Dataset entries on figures
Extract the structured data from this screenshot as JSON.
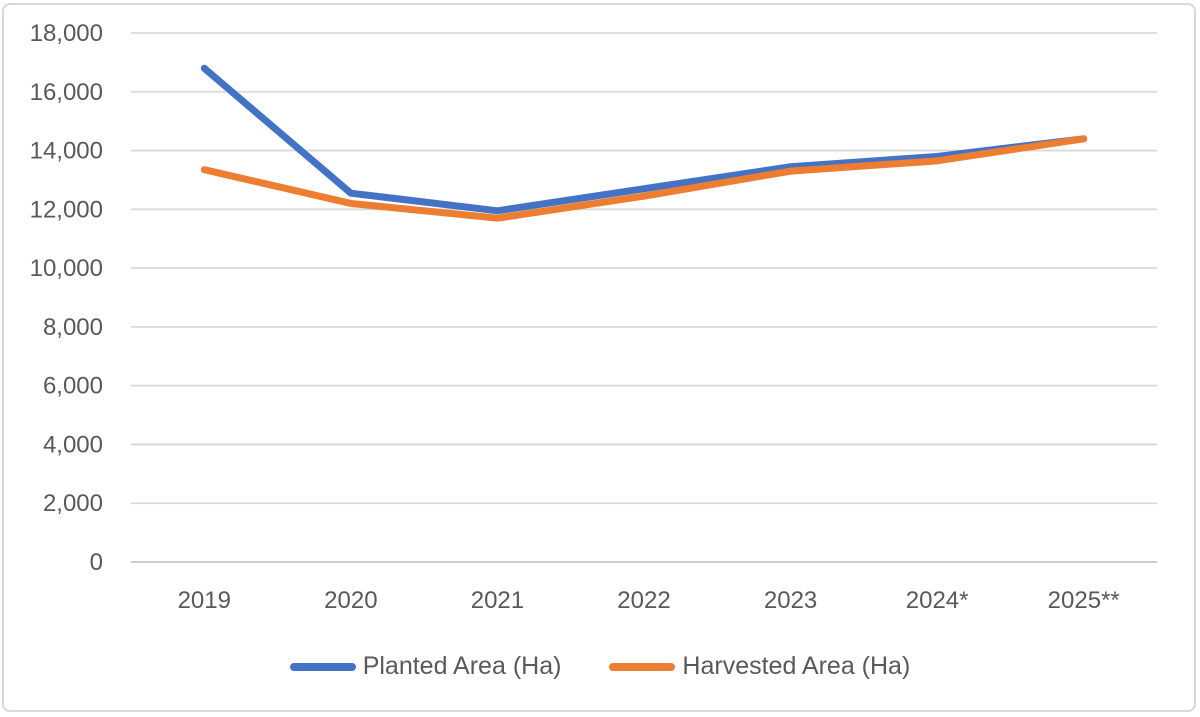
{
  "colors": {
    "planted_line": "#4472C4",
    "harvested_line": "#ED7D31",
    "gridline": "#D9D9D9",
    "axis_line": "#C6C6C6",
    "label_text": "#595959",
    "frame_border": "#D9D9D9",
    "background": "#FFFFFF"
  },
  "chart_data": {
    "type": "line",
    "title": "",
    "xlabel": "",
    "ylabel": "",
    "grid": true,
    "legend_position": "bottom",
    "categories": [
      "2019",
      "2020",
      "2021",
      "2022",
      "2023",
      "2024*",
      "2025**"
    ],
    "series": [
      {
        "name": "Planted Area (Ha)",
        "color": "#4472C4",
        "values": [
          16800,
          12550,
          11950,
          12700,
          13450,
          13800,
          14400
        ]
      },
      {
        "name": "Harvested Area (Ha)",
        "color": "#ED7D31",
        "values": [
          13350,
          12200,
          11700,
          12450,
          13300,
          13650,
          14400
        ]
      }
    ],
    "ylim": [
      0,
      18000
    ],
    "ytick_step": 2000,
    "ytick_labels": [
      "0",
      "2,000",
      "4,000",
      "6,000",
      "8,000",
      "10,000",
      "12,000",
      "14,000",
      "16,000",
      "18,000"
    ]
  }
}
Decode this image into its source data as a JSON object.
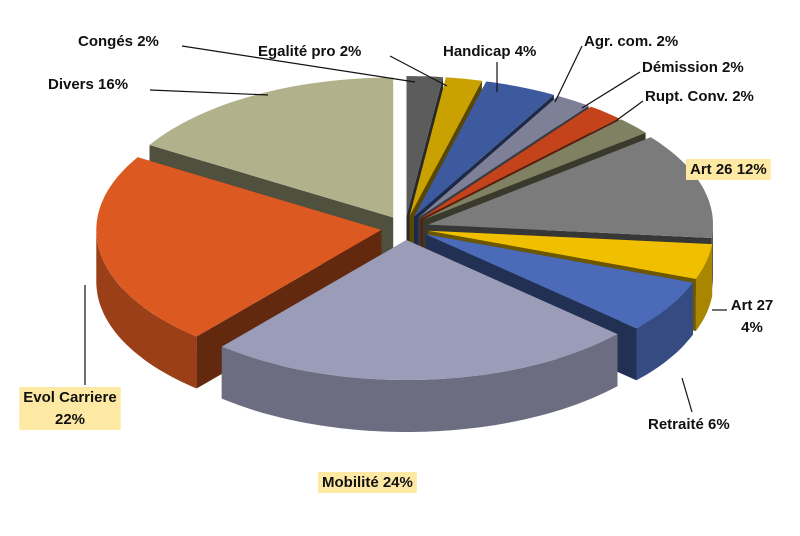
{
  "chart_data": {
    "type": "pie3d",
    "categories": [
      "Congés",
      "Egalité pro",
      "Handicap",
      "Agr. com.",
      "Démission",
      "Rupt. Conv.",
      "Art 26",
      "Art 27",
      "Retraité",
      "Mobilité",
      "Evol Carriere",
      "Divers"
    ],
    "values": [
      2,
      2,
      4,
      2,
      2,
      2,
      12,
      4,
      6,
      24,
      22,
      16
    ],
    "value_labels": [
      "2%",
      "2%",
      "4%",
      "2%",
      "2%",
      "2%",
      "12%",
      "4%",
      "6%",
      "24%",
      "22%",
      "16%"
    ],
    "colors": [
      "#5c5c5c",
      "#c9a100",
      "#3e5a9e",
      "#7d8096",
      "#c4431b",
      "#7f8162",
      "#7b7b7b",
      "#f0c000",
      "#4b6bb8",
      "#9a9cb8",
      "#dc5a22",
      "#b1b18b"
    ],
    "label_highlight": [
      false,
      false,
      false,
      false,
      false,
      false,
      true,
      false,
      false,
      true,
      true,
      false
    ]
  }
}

* Written request *
Collect the lines of the data that carry the word "name".

* Answer to the problem *
        "name": "Planted Area (Ha)",
        "name": "Harvested Area (Ha)",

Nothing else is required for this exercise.